■ TO BE DONE
Print the entries in full, word for word, but not the pictures.

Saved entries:
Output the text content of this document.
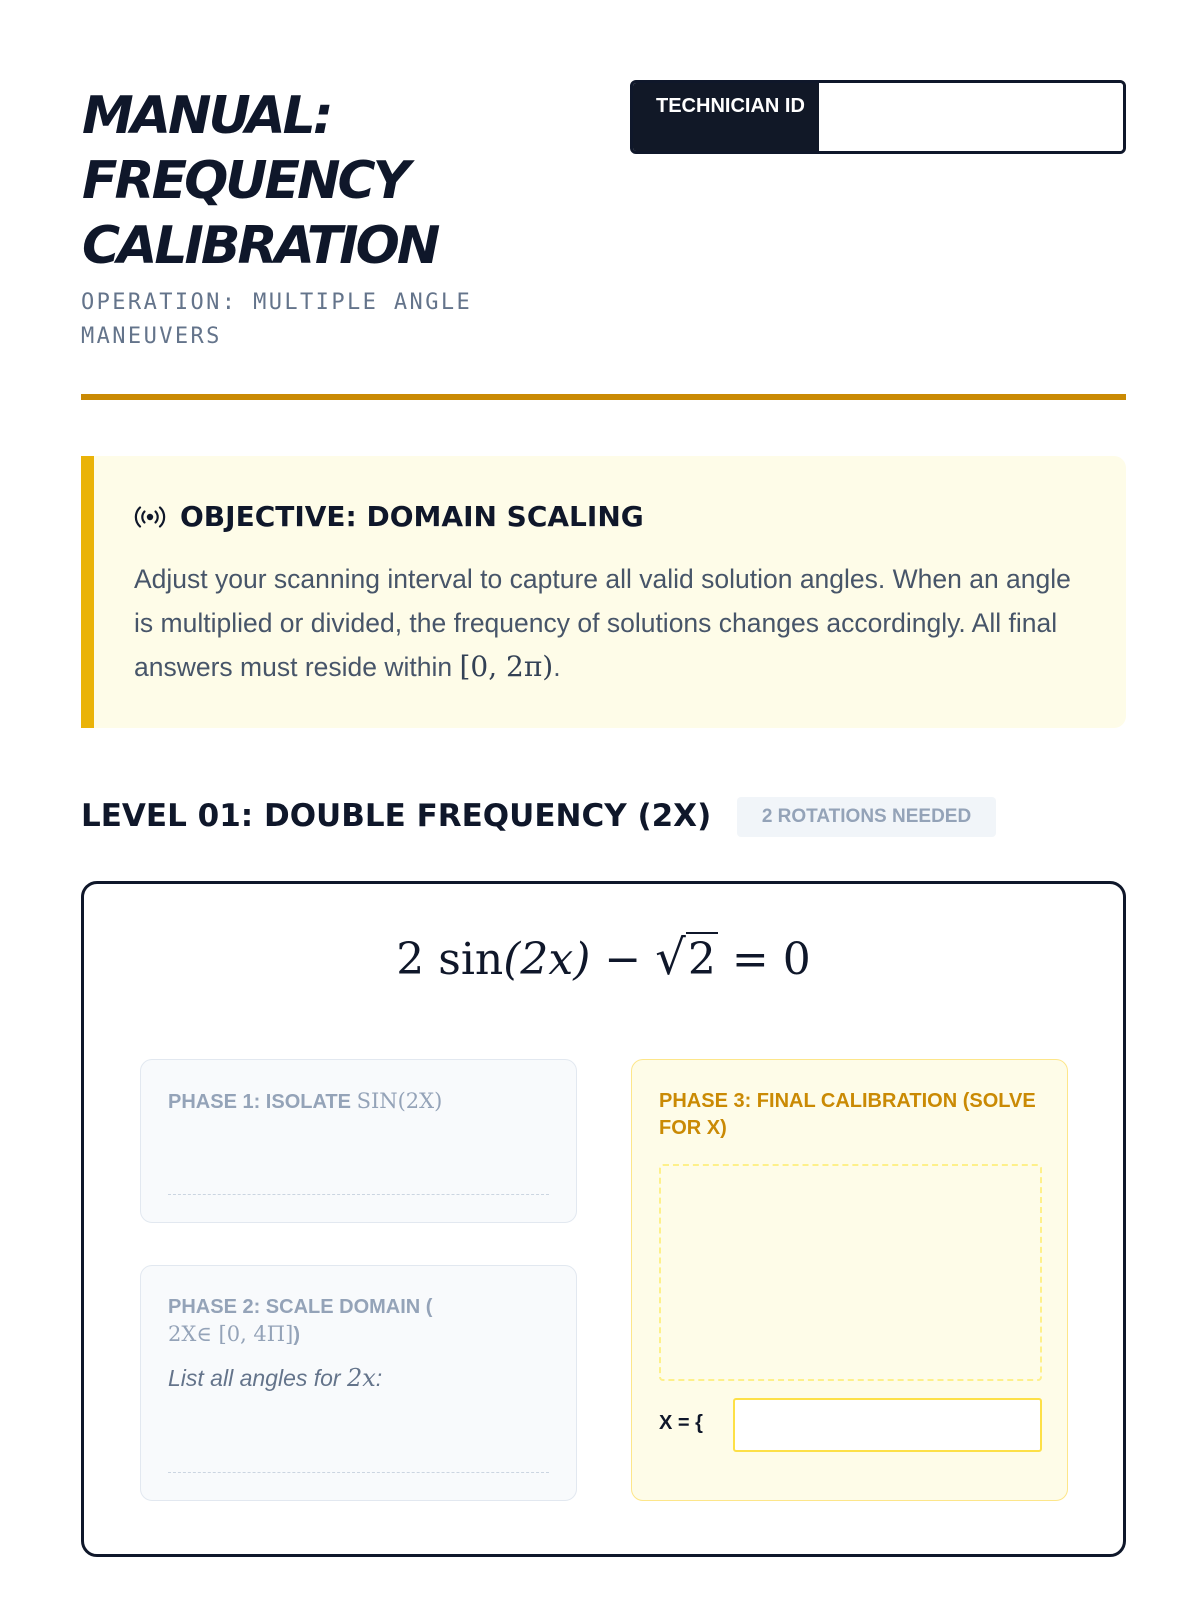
MANUAL:
FREQUENCY
CALIBRATION
OPERATION: MULTIPLE ANGLE MANEUVERS
TECHNICIAN ID
OBJECTIVE: DOMAIN SCALING

Adjust your scanning interval to capture all valid solution angles. When an angle is multiplied or divided, the frequency of solutions changes accordingly. All final answers must reside within [0, 2π).

LEVEL 01: DOUBLE FREQUENCY (2X)	2 ROTATIONS NEEDED
2 sin(2x) − √2 = 0
PHASE 1: ISOLATE SIN(2X)
PHASE 2: SCALE DOMAIN (
2X∈ [0, 4Π])
List all angles for 2x:
PHASE 3: FINAL CALIBRATION (SOLVE FOR X)
X = {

■ ANSWER TO THIS TASK
Output the text content of this document.
MANUAL:
FREQUENCY
CALIBRATION
OPERATION: MULTIPLE ANGLE MANEUVERS
TECHNICIAN ID
OBJECTIVE: DOMAIN SCALING

Adjust your scanning interval to capture all valid solution angles. When an angle is multiplied or divided, the frequency of solutions changes accordingly. All final answers must reside within [0, 2π).

LEVEL 01: DOUBLE FREQUENCY (2X)	2 ROTATIONS NEEDED
2 sin(2x) − √2 = 0
PHASE 1: ISOLATE SIN(2X)
PHASE 2: SCALE DOMAIN (
2X∈ [0, 4Π])
List all angles for 2x:
PHASE 3: FINAL CALIBRATION (SOLVE FOR X)
X = {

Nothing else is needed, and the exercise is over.